**TASK:** Copy all of the records below verbatim.

* start *

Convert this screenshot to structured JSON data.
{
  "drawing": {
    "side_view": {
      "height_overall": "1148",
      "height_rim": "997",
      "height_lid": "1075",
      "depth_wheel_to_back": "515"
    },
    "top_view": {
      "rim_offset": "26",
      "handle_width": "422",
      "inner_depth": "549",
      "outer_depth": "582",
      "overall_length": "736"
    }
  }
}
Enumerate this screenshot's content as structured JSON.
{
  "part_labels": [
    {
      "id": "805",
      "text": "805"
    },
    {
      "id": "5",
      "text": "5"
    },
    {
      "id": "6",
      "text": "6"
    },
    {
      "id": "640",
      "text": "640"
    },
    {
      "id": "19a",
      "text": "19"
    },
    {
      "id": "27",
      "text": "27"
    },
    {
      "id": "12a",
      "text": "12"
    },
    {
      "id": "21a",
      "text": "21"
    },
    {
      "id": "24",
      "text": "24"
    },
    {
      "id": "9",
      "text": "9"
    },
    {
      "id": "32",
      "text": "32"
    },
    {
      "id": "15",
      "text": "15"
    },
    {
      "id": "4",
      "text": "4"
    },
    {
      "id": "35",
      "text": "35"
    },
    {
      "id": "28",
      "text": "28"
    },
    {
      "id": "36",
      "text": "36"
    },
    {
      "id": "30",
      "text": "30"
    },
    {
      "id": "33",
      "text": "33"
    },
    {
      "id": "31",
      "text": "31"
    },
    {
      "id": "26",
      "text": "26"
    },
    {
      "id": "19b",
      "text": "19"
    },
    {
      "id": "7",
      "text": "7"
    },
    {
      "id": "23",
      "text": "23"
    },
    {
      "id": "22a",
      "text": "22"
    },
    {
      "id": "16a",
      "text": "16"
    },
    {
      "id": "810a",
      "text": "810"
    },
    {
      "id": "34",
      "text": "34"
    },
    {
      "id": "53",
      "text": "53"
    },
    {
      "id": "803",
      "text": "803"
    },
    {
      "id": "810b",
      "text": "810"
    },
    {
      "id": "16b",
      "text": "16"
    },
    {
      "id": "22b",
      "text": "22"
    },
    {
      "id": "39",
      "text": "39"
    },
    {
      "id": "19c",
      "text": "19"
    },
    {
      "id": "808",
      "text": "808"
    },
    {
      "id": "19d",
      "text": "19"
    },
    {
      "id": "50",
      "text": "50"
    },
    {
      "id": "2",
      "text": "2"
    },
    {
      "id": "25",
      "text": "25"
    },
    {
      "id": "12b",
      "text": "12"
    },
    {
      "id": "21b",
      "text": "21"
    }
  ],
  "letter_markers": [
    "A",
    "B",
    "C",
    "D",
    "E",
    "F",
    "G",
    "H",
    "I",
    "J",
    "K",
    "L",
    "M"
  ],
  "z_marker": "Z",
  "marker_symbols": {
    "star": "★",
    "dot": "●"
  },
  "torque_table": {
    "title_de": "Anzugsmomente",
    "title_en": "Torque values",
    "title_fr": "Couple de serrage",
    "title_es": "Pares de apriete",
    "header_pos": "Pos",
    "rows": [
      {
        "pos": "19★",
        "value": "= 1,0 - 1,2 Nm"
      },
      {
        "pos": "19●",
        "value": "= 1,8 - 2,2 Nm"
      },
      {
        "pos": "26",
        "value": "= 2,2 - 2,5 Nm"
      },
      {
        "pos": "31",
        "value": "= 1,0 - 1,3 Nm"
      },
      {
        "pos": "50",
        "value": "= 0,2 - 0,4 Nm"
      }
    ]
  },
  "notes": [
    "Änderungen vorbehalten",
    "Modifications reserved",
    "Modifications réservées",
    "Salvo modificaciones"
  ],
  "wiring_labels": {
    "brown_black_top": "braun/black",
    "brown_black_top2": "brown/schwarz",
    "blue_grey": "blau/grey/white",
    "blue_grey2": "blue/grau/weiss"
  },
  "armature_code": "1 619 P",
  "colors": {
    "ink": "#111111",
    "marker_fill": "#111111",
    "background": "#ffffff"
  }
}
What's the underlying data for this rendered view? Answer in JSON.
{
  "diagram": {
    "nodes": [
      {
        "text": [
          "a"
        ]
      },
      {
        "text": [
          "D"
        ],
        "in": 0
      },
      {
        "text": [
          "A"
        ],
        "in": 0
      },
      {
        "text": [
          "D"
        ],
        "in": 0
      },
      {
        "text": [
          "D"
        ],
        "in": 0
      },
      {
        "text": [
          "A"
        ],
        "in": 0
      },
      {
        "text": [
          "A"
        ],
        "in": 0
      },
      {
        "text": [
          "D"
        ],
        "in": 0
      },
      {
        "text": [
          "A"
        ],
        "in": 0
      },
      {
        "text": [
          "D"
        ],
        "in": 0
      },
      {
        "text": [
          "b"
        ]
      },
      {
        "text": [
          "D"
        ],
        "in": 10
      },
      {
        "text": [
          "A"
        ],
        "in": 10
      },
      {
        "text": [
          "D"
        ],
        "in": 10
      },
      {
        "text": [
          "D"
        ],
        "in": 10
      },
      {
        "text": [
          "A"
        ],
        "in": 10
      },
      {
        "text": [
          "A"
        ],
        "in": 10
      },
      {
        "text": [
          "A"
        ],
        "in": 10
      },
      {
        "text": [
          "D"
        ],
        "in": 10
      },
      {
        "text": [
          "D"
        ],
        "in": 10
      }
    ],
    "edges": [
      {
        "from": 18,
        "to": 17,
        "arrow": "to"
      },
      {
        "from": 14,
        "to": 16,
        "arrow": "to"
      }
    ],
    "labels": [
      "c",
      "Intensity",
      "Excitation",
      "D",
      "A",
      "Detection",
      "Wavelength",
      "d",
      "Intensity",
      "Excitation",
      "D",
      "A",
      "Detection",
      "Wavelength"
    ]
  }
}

* end *

**ANSWER:**
Convert this screenshot to structured JSON data.
{
  "drawing": {
    "side_view": {
      "height_overall": "1148",
      "height_rim": "997",
      "height_lid": "1075",
      "depth_wheel_to_back": "515"
    },
    "top_view": {
      "rim_offset": "26",
      "handle_width": "422",
      "inner_depth": "549",
      "outer_depth": "582",
      "overall_length": "736"
    }
  }
}
Enumerate this screenshot's content as structured JSON.
{
  "part_labels": [
    {
      "id": "805",
      "text": "805"
    },
    {
      "id": "5",
      "text": "5"
    },
    {
      "id": "6",
      "text": "6"
    },
    {
      "id": "640",
      "text": "640"
    },
    {
      "id": "19a",
      "text": "19"
    },
    {
      "id": "27",
      "text": "27"
    },
    {
      "id": "12a",
      "text": "12"
    },
    {
      "id": "21a",
      "text": "21"
    },
    {
      "id": "24",
      "text": "24"
    },
    {
      "id": "9",
      "text": "9"
    },
    {
      "id": "32",
      "text": "32"
    },
    {
      "id": "15",
      "text": "15"
    },
    {
      "id": "4",
      "text": "4"
    },
    {
      "id": "35",
      "text": "35"
    },
    {
      "id": "28",
      "text": "28"
    },
    {
      "id": "36",
      "text": "36"
    },
    {
      "id": "30",
      "text": "30"
    },
    {
      "id": "33",
      "text": "33"
    },
    {
      "id": "31",
      "text": "31"
    },
    {
      "id": "26",
      "text": "26"
    },
    {
      "id": "19b",
      "text": "19"
    },
    {
      "id": "7",
      "text": "7"
    },
    {
      "id": "23",
      "text": "23"
    },
    {
      "id": "22a",
      "text": "22"
    },
    {
      "id": "16a",
      "text": "16"
    },
    {
      "id": "810a",
      "text": "810"
    },
    {
      "id": "34",
      "text": "34"
    },
    {
      "id": "53",
      "text": "53"
    },
    {
      "id": "803",
      "text": "803"
    },
    {
      "id": "810b",
      "text": "810"
    },
    {
      "id": "16b",
      "text": "16"
    },
    {
      "id": "22b",
      "text": "22"
    },
    {
      "id": "39",
      "text": "39"
    },
    {
      "id": "19c",
      "text": "19"
    },
    {
      "id": "808",
      "text": "808"
    },
    {
      "id": "19d",
      "text": "19"
    },
    {
      "id": "50",
      "text": "50"
    },
    {
      "id": "2",
      "text": "2"
    },
    {
      "id": "25",
      "text": "25"
    },
    {
      "id": "12b",
      "text": "12"
    },
    {
      "id": "21b",
      "text": "21"
    }
  ],
  "letter_markers": [
    "A",
    "B",
    "C",
    "D",
    "E",
    "F",
    "G",
    "H",
    "I",
    "J",
    "K",
    "L",
    "M"
  ],
  "z_marker": "Z",
  "marker_symbols": {
    "star": "★",
    "dot": "●"
  },
  "torque_table": {
    "title_de": "Anzugsmomente",
    "title_en": "Torque values",
    "title_fr": "Couple de serrage",
    "title_es": "Pares de apriete",
    "header_pos": "Pos",
    "rows": [
      {
        "pos": "19★",
        "value": "= 1,0 - 1,2 Nm"
      },
      {
        "pos": "19●",
        "value": "= 1,8 - 2,2 Nm"
      },
      {
        "pos": "26",
        "value": "= 2,2 - 2,5 Nm"
      },
      {
        "pos": "31",
        "value": "= 1,0 - 1,3 Nm"
      },
      {
        "pos": "50",
        "value": "= 0,2 - 0,4 Nm"
      }
    ]
  },
  "notes": [
    "Änderungen vorbehalten",
    "Modifications reserved",
    "Modifications réservées",
    "Salvo modificaciones"
  ],
  "wiring_labels": {
    "brown_black_top": "braun/black",
    "brown_black_top2": "brown/schwarz",
    "blue_grey": "blau/grey/white",
    "blue_grey2": "blue/grau/weiss"
  },
  "armature_code": "1 619 P",
  "colors": {
    "ink": "#111111",
    "marker_fill": "#111111",
    "background": "#ffffff"
  }
}
What's the underlying data for this rendered view? Answer in JSON.
{
  "diagram": {
    "nodes": [
      {
        "text": [
          "a"
        ]
      },
      {
        "text": [
          "D"
        ],
        "in": 0
      },
      {
        "text": [
          "A"
        ],
        "in": 0
      },
      {
        "text": [
          "D"
        ],
        "in": 0
      },
      {
        "text": [
          "D"
        ],
        "in": 0
      },
      {
        "text": [
          "A"
        ],
        "in": 0
      },
      {
        "text": [
          "A"
        ],
        "in": 0
      },
      {
        "text": [
          "D"
        ],
        "in": 0
      },
      {
        "text": [
          "A"
        ],
        "in": 0
      },
      {
        "text": [
          "D"
        ],
        "in": 0
      },
      {
        "text": [
          "b"
        ]
      },
      {
        "text": [
          "D"
        ],
        "in": 10
      },
      {
        "text": [
          "A"
        ],
        "in": 10
      },
      {
        "text": [
          "D"
        ],
        "in": 10
      },
      {
        "text": [
          "D"
        ],
        "in": 10
      },
      {
        "text": [
          "A"
        ],
        "in": 10
      },
      {
        "text": [
          "A"
        ],
        "in": 10
      },
      {
        "text": [
          "A"
        ],
        "in": 10
      },
      {
        "text": [
          "D"
        ],
        "in": 10
      },
      {
        "text": [
          "D"
        ],
        "in": 10
      }
    ],
    "edges": [
      {
        "from": 18,
        "to": 17,
        "arrow": "to"
      },
      {
        "from": 14,
        "to": 16,
        "arrow": "to"
      }
    ],
    "labels": [
      "c",
      "Intensity",
      "Excitation",
      "D",
      "A",
      "Detection",
      "Wavelength",
      "d",
      "Intensity",
      "Excitation",
      "D",
      "A",
      "Detection",
      "Wavelength"
    ]
  }
}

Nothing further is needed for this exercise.